--- DATASET CONTENT ---

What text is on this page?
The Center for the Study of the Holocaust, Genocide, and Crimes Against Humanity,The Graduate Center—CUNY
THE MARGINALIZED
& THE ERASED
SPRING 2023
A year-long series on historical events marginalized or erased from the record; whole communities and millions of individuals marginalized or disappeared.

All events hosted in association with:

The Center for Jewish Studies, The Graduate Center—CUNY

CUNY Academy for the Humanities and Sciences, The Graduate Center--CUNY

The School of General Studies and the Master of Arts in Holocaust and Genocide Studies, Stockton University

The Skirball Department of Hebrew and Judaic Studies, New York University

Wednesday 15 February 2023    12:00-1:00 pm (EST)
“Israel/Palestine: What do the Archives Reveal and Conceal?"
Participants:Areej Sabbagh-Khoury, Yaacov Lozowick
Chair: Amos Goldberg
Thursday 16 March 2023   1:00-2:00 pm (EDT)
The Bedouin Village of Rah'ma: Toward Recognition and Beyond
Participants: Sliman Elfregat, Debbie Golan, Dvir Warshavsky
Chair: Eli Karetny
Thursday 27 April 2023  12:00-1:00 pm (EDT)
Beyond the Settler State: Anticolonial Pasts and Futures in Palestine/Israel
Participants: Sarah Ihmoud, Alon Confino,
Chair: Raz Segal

---

» **WHAT TO PRODUCE**: Take the data above and return it exactly.

» **WRITTEN ANSWER**:
What text is on this page?
The Center for the Study of the Holocaust, Genocide, and Crimes Against Humanity,The Graduate Center—CUNY
THE MARGINALIZED
& THE ERASED
SPRING 2023
A year-long series on historical events marginalized or erased from the record; whole communities and millions of individuals marginalized or disappeared.

All events hosted in association with:

The Center for Jewish Studies, The Graduate Center—CUNY

CUNY Academy for the Humanities and Sciences, The Graduate Center--CUNY

The School of General Studies and the Master of Arts in Holocaust and Genocide Studies, Stockton University

The Skirball Department of Hebrew and Judaic Studies, New York University

Wednesday 15 February 2023    12:00-1:00 pm (EST)
“Israel/Palestine: What do the Archives Reveal and Conceal?"
Participants:Areej Sabbagh-Khoury, Yaacov Lozowick
Chair: Amos Goldberg
Thursday 16 March 2023   1:00-2:00 pm (EDT)
The Bedouin Village of Rah'ma: Toward Recognition and Beyond
Participants: Sliman Elfregat, Debbie Golan, Dvir Warshavsky
Chair: Eli Karetny
Thursday 27 April 2023  12:00-1:00 pm (EDT)
Beyond the Settler State: Anticolonial Pasts and Futures in Palestine/Israel
Participants: Sarah Ihmoud, Alon Confino,
Chair: Raz Segal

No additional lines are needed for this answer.